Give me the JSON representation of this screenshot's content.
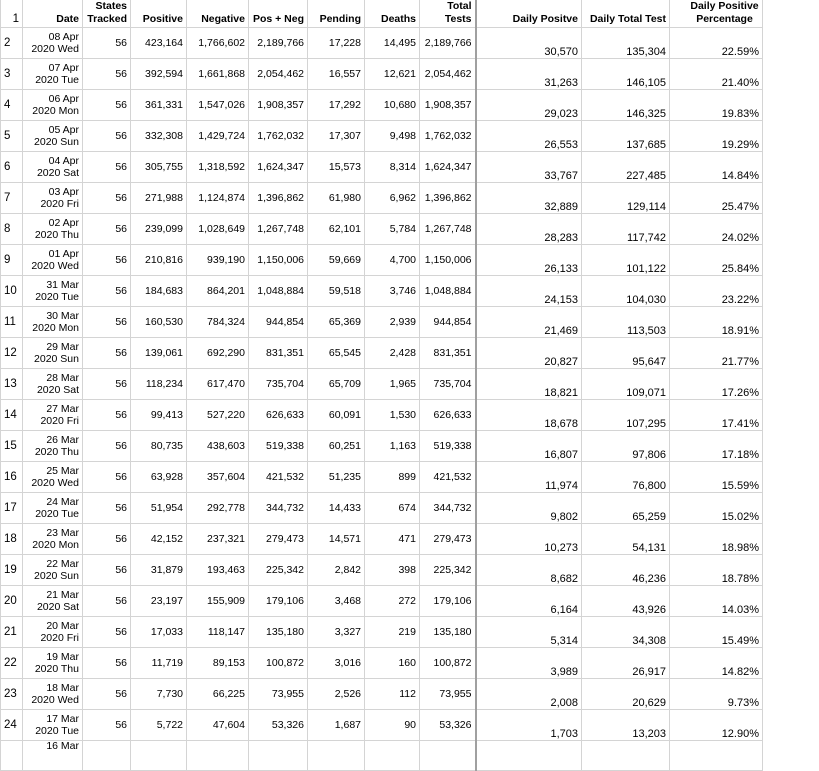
{
  "headers": {
    "row_num": "1",
    "date": "Date",
    "states": "States Tracked",
    "positive": "Positive",
    "negative": "Negative",
    "posneg": "Pos + Neg",
    "pending": "Pending",
    "deaths": "Deaths",
    "total": "Total Tests",
    "daily_positive": "Daily Positve",
    "daily_total": "Daily Total Test",
    "daily_pct": "Daily Positive Percentage"
  },
  "rows": [
    {
      "n": "2",
      "d1": "08 Apr",
      "d2": "2020 Wed",
      "st": "56",
      "pos": "423,164",
      "neg": "1,766,602",
      "pn": "2,189,766",
      "pend": "17,228",
      "dth": "14,495",
      "tot": "2,189,766",
      "dp": "30,570",
      "dt": "135,304",
      "pct": "22.59%"
    },
    {
      "n": "3",
      "d1": "07 Apr",
      "d2": "2020 Tue",
      "st": "56",
      "pos": "392,594",
      "neg": "1,661,868",
      "pn": "2,054,462",
      "pend": "16,557",
      "dth": "12,621",
      "tot": "2,054,462",
      "dp": "31,263",
      "dt": "146,105",
      "pct": "21.40%"
    },
    {
      "n": "4",
      "d1": "06 Apr",
      "d2": "2020 Mon",
      "st": "56",
      "pos": "361,331",
      "neg": "1,547,026",
      "pn": "1,908,357",
      "pend": "17,292",
      "dth": "10,680",
      "tot": "1,908,357",
      "dp": "29,023",
      "dt": "146,325",
      "pct": "19.83%"
    },
    {
      "n": "5",
      "d1": "05 Apr",
      "d2": "2020 Sun",
      "st": "56",
      "pos": "332,308",
      "neg": "1,429,724",
      "pn": "1,762,032",
      "pend": "17,307",
      "dth": "9,498",
      "tot": "1,762,032",
      "dp": "26,553",
      "dt": "137,685",
      "pct": "19.29%"
    },
    {
      "n": "6",
      "d1": "04 Apr",
      "d2": "2020 Sat",
      "st": "56",
      "pos": "305,755",
      "neg": "1,318,592",
      "pn": "1,624,347",
      "pend": "15,573",
      "dth": "8,314",
      "tot": "1,624,347",
      "dp": "33,767",
      "dt": "227,485",
      "pct": "14.84%"
    },
    {
      "n": "7",
      "d1": "03 Apr",
      "d2": "2020 Fri",
      "st": "56",
      "pos": "271,988",
      "neg": "1,124,874",
      "pn": "1,396,862",
      "pend": "61,980",
      "dth": "6,962",
      "tot": "1,396,862",
      "dp": "32,889",
      "dt": "129,114",
      "pct": "25.47%"
    },
    {
      "n": "8",
      "d1": "02 Apr",
      "d2": "2020 Thu",
      "st": "56",
      "pos": "239,099",
      "neg": "1,028,649",
      "pn": "1,267,748",
      "pend": "62,101",
      "dth": "5,784",
      "tot": "1,267,748",
      "dp": "28,283",
      "dt": "117,742",
      "pct": "24.02%"
    },
    {
      "n": "9",
      "d1": "01 Apr",
      "d2": "2020 Wed",
      "st": "56",
      "pos": "210,816",
      "neg": "939,190",
      "pn": "1,150,006",
      "pend": "59,669",
      "dth": "4,700",
      "tot": "1,150,006",
      "dp": "26,133",
      "dt": "101,122",
      "pct": "25.84%"
    },
    {
      "n": "10",
      "d1": "31 Mar",
      "d2": "2020 Tue",
      "st": "56",
      "pos": "184,683",
      "neg": "864,201",
      "pn": "1,048,884",
      "pend": "59,518",
      "dth": "3,746",
      "tot": "1,048,884",
      "dp": "24,153",
      "dt": "104,030",
      "pct": "23.22%"
    },
    {
      "n": "11",
      "d1": "30 Mar",
      "d2": "2020 Mon",
      "st": "56",
      "pos": "160,530",
      "neg": "784,324",
      "pn": "944,854",
      "pend": "65,369",
      "dth": "2,939",
      "tot": "944,854",
      "dp": "21,469",
      "dt": "113,503",
      "pct": "18.91%"
    },
    {
      "n": "12",
      "d1": "29 Mar",
      "d2": "2020 Sun",
      "st": "56",
      "pos": "139,061",
      "neg": "692,290",
      "pn": "831,351",
      "pend": "65,545",
      "dth": "2,428",
      "tot": "831,351",
      "dp": "20,827",
      "dt": "95,647",
      "pct": "21.77%"
    },
    {
      "n": "13",
      "d1": "28 Mar",
      "d2": "2020 Sat",
      "st": "56",
      "pos": "118,234",
      "neg": "617,470",
      "pn": "735,704",
      "pend": "65,709",
      "dth": "1,965",
      "tot": "735,704",
      "dp": "18,821",
      "dt": "109,071",
      "pct": "17.26%"
    },
    {
      "n": "14",
      "d1": "27 Mar",
      "d2": "2020 Fri",
      "st": "56",
      "pos": "99,413",
      "neg": "527,220",
      "pn": "626,633",
      "pend": "60,091",
      "dth": "1,530",
      "tot": "626,633",
      "dp": "18,678",
      "dt": "107,295",
      "pct": "17.41%"
    },
    {
      "n": "15",
      "d1": "26 Mar",
      "d2": "2020 Thu",
      "st": "56",
      "pos": "80,735",
      "neg": "438,603",
      "pn": "519,338",
      "pend": "60,251",
      "dth": "1,163",
      "tot": "519,338",
      "dp": "16,807",
      "dt": "97,806",
      "pct": "17.18%"
    },
    {
      "n": "16",
      "d1": "25 Mar",
      "d2": "2020 Wed",
      "st": "56",
      "pos": "63,928",
      "neg": "357,604",
      "pn": "421,532",
      "pend": "51,235",
      "dth": "899",
      "tot": "421,532",
      "dp": "11,974",
      "dt": "76,800",
      "pct": "15.59%"
    },
    {
      "n": "17",
      "d1": "24 Mar",
      "d2": "2020 Tue",
      "st": "56",
      "pos": "51,954",
      "neg": "292,778",
      "pn": "344,732",
      "pend": "14,433",
      "dth": "674",
      "tot": "344,732",
      "dp": "9,802",
      "dt": "65,259",
      "pct": "15.02%"
    },
    {
      "n": "18",
      "d1": "23 Mar",
      "d2": "2020 Mon",
      "st": "56",
      "pos": "42,152",
      "neg": "237,321",
      "pn": "279,473",
      "pend": "14,571",
      "dth": "471",
      "tot": "279,473",
      "dp": "10,273",
      "dt": "54,131",
      "pct": "18.98%"
    },
    {
      "n": "19",
      "d1": "22 Mar",
      "d2": "2020 Sun",
      "st": "56",
      "pos": "31,879",
      "neg": "193,463",
      "pn": "225,342",
      "pend": "2,842",
      "dth": "398",
      "tot": "225,342",
      "dp": "8,682",
      "dt": "46,236",
      "pct": "18.78%"
    },
    {
      "n": "20",
      "d1": "21 Mar",
      "d2": "2020 Sat",
      "st": "56",
      "pos": "23,197",
      "neg": "155,909",
      "pn": "179,106",
      "pend": "3,468",
      "dth": "272",
      "tot": "179,106",
      "dp": "6,164",
      "dt": "43,926",
      "pct": "14.03%"
    },
    {
      "n": "21",
      "d1": "20 Mar",
      "d2": "2020 Fri",
      "st": "56",
      "pos": "17,033",
      "neg": "118,147",
      "pn": "135,180",
      "pend": "3,327",
      "dth": "219",
      "tot": "135,180",
      "dp": "5,314",
      "dt": "34,308",
      "pct": "15.49%"
    },
    {
      "n": "22",
      "d1": "19 Mar",
      "d2": "2020 Thu",
      "st": "56",
      "pos": "11,719",
      "neg": "89,153",
      "pn": "100,872",
      "pend": "3,016",
      "dth": "160",
      "tot": "100,872",
      "dp": "3,989",
      "dt": "26,917",
      "pct": "14.82%"
    },
    {
      "n": "23",
      "d1": "18 Mar",
      "d2": "2020 Wed",
      "st": "56",
      "pos": "7,730",
      "neg": "66,225",
      "pn": "73,955",
      "pend": "2,526",
      "dth": "112",
      "tot": "73,955",
      "dp": "2,008",
      "dt": "20,629",
      "pct": "9.73%"
    },
    {
      "n": "24",
      "d1": "17 Mar",
      "d2": "2020 Tue",
      "st": "56",
      "pos": "5,722",
      "neg": "47,604",
      "pn": "53,326",
      "pend": "1,687",
      "dth": "90",
      "tot": "53,326",
      "dp": "1,703",
      "dt": "13,203",
      "pct": "12.90%"
    }
  ],
  "partial_row": {
    "d1": "16 Mar"
  }
}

### [AIM]
Find every line above that contains the word "Daily", and return each one.

### [SOLUTION TO THE PROBLEM]
    "daily_positive": "Daily Positve",
    "daily_total": "Daily Total Test",
    "daily_pct": "Daily Positive Percentage"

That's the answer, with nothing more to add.